- _Aim of the exercise_: Leave out the pictures, then reproduce the rest of the material exactly.

- _Task data_:
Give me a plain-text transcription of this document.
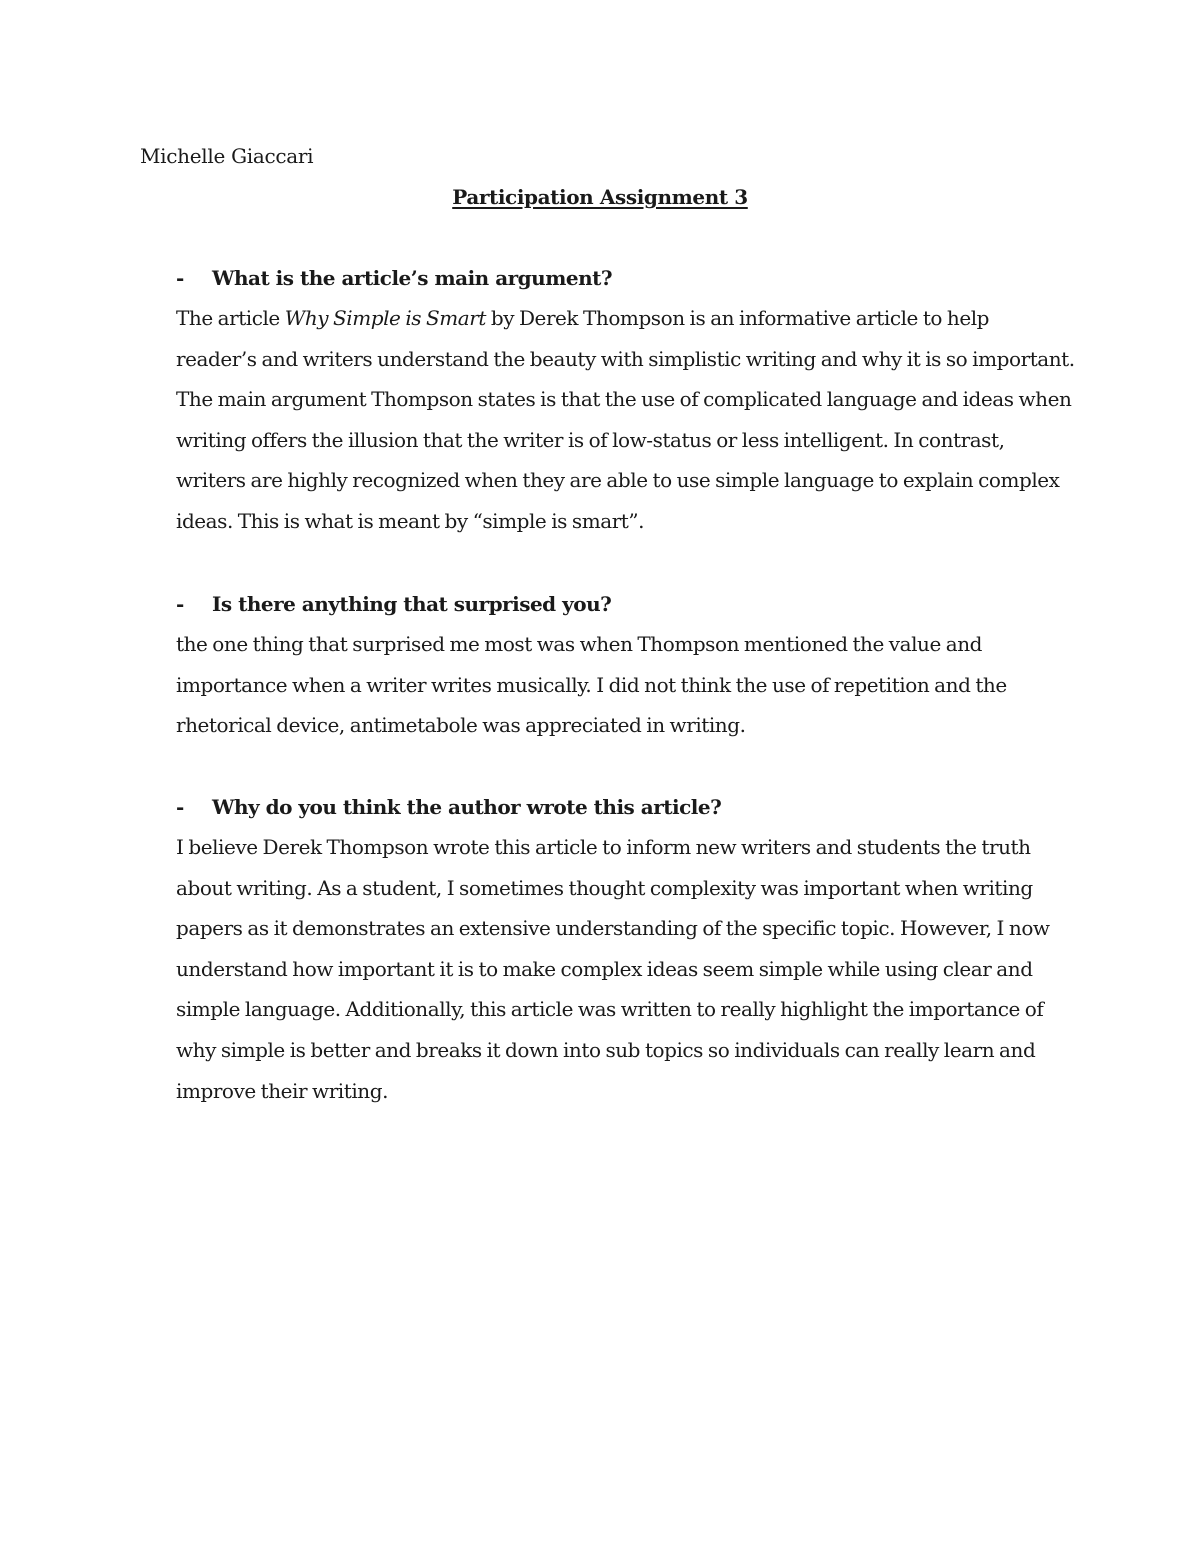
Michelle Giaccari
Participation Assignment 3
- What is the article’s main argument?
The article Why Simple is Smart by Derek Thompson is an informative article to help
reader’s and writers understand the beauty with simplistic writing and why it is so important.
The main argument Thompson states is that the use of complicated language and ideas when
writing offers the illusion that the writer is of low-status or less intelligent. In contrast,
writers are highly recognized when they are able to use simple language to explain complex
ideas. This is what is meant by “simple is smart”.
- Is there anything that surprised you?
the one thing that surprised me most was when Thompson mentioned the value and
importance when a writer writes musically. I did not think the use of repetition and the
rhetorical device, antimetabole was appreciated in writing.
- Why do you think the author wrote this article?
I believe Derek Thompson wrote this article to inform new writers and students the truth
about writing. As a student, I sometimes thought complexity was important when writing
papers as it demonstrates an extensive understanding of the specific topic. However, I now
understand how important it is to make complex ideas seem simple while using clear and
simple language. Additionally, this article was written to really highlight the importance of
why simple is better and breaks it down into sub topics so individuals can really learn and
improve their writing.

- _Solution to this task_:
Give me a plain-text transcription of this document.
Michelle Giaccari
Participation Assignment 3
- What is the article’s main argument?
The article Why Simple is Smart by Derek Thompson is an informative article to help
reader’s and writers understand the beauty with simplistic writing and why it is so important.
The main argument Thompson states is that the use of complicated language and ideas when
writing offers the illusion that the writer is of low-status or less intelligent. In contrast,
writers are highly recognized when they are able to use simple language to explain complex
ideas. This is what is meant by “simple is smart”.
- Is there anything that surprised you?
the one thing that surprised me most was when Thompson mentioned the value and
importance when a writer writes musically. I did not think the use of repetition and the
rhetorical device, antimetabole was appreciated in writing.
- Why do you think the author wrote this article?
I believe Derek Thompson wrote this article to inform new writers and students the truth
about writing. As a student, I sometimes thought complexity was important when writing
papers as it demonstrates an extensive understanding of the specific topic. However, I now
understand how important it is to make complex ideas seem simple while using clear and
simple language. Additionally, this article was written to really highlight the importance of
why simple is better and breaks it down into sub topics so individuals can really learn and
improve their writing.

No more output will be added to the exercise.